§ Records for the exercise
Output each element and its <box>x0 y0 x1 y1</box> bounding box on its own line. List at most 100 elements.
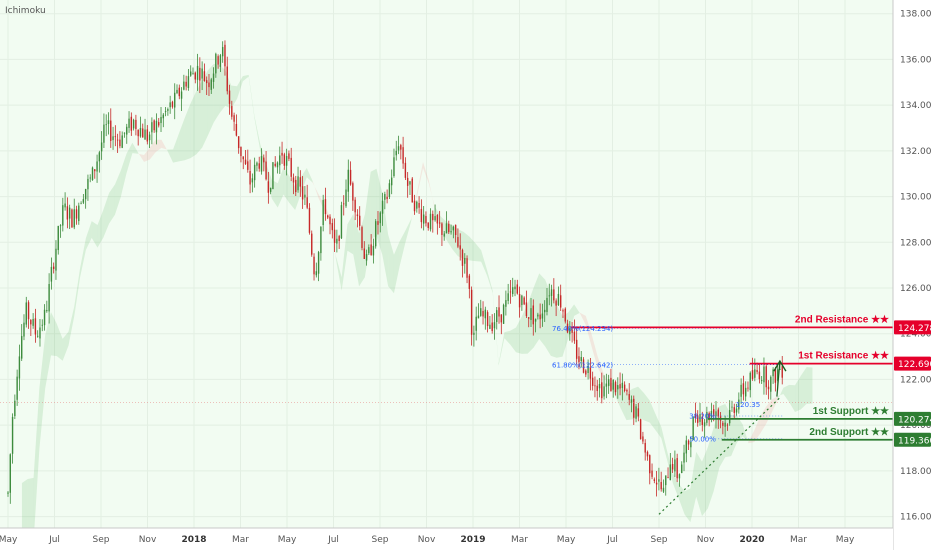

---

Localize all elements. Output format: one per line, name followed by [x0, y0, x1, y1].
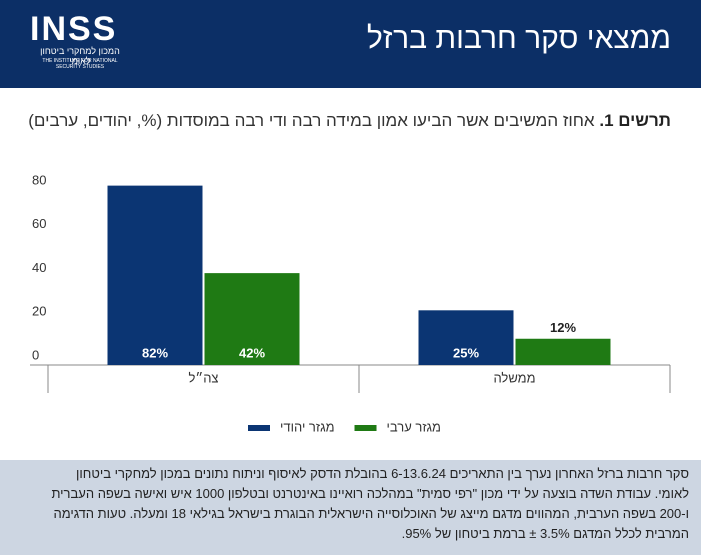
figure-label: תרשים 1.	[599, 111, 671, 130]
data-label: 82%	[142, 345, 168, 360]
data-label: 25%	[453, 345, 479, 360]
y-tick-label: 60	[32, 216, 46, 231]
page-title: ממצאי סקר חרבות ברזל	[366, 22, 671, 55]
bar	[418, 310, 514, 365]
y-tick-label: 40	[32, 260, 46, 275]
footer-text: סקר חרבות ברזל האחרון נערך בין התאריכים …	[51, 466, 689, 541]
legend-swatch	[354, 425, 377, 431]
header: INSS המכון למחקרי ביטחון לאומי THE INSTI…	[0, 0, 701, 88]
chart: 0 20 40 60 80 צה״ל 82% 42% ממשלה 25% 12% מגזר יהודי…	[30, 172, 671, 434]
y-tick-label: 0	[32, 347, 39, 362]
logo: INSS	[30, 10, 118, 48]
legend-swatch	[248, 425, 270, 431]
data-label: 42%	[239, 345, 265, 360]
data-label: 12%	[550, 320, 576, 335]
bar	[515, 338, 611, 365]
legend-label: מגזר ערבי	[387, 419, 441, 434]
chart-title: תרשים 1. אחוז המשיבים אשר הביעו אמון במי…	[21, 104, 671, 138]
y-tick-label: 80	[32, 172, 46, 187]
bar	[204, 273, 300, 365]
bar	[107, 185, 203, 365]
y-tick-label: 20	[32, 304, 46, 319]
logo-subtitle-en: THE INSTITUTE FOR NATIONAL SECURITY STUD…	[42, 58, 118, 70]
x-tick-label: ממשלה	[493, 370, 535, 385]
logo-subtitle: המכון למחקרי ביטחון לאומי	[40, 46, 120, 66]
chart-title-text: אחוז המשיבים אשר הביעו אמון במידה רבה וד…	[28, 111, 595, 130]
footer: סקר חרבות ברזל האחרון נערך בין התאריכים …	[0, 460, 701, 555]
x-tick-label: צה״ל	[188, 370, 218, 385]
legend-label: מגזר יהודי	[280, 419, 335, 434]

§ Problem details
Reproduce the listing line for line, from the line containing "Localize all elements." through the line containing "419, 335, 434]", including both of those lines. Leave out the pictures.

§ Written answer
Localize all elements. Output format: one per line, name followed by [x0, y0, x1, y1].
figure-label: תרשים 1.	[599, 111, 671, 130]
data-label: 82%	[142, 345, 168, 360]
data-label: 25%	[453, 345, 479, 360]
y-tick-label: 60	[32, 216, 46, 231]
page-title: ממצאי סקר חרבות ברזל	[366, 22, 671, 55]
bar	[418, 310, 514, 365]
y-tick-label: 40	[32, 260, 46, 275]
footer-text: סקר חרבות ברזל האחרון נערך בין התאריכים …	[51, 466, 689, 541]
legend-swatch	[354, 425, 377, 431]
header: INSS המכון למחקרי ביטחון לאומי THE INSTI…	[0, 0, 701, 88]
chart: 0 20 40 60 80 צה״ל 82% 42% ממשלה 25% 12% מגזר יהודי…	[30, 172, 671, 434]
y-tick-label: 0	[32, 347, 39, 362]
logo: INSS	[30, 10, 118, 48]
legend-swatch	[248, 425, 270, 431]
data-label: 42%	[239, 345, 265, 360]
data-label: 12%	[550, 320, 576, 335]
bar	[515, 338, 611, 365]
legend-label: מגזר ערבי	[387, 419, 441, 434]
chart-title: תרשים 1. אחוז המשיבים אשר הביעו אמון במי…	[21, 104, 671, 138]
y-tick-label: 80	[32, 172, 46, 187]
bar	[204, 273, 300, 365]
bar	[107, 185, 203, 365]
y-tick-label: 20	[32, 304, 46, 319]
logo-subtitle-en: THE INSTITUTE FOR NATIONAL SECURITY STUD…	[42, 58, 118, 70]
x-tick-label: ממשלה	[493, 370, 535, 385]
logo-subtitle: המכון למחקרי ביטחון לאומי	[40, 46, 120, 66]
chart-title-text: אחוז המשיבים אשר הביעו אמון במידה רבה וד…	[28, 111, 595, 130]
footer: סקר חרבות ברזל האחרון נערך בין התאריכים …	[0, 460, 701, 555]
x-tick-label: צה״ל	[188, 370, 218, 385]
legend-label: מגזר יהודי	[280, 419, 335, 434]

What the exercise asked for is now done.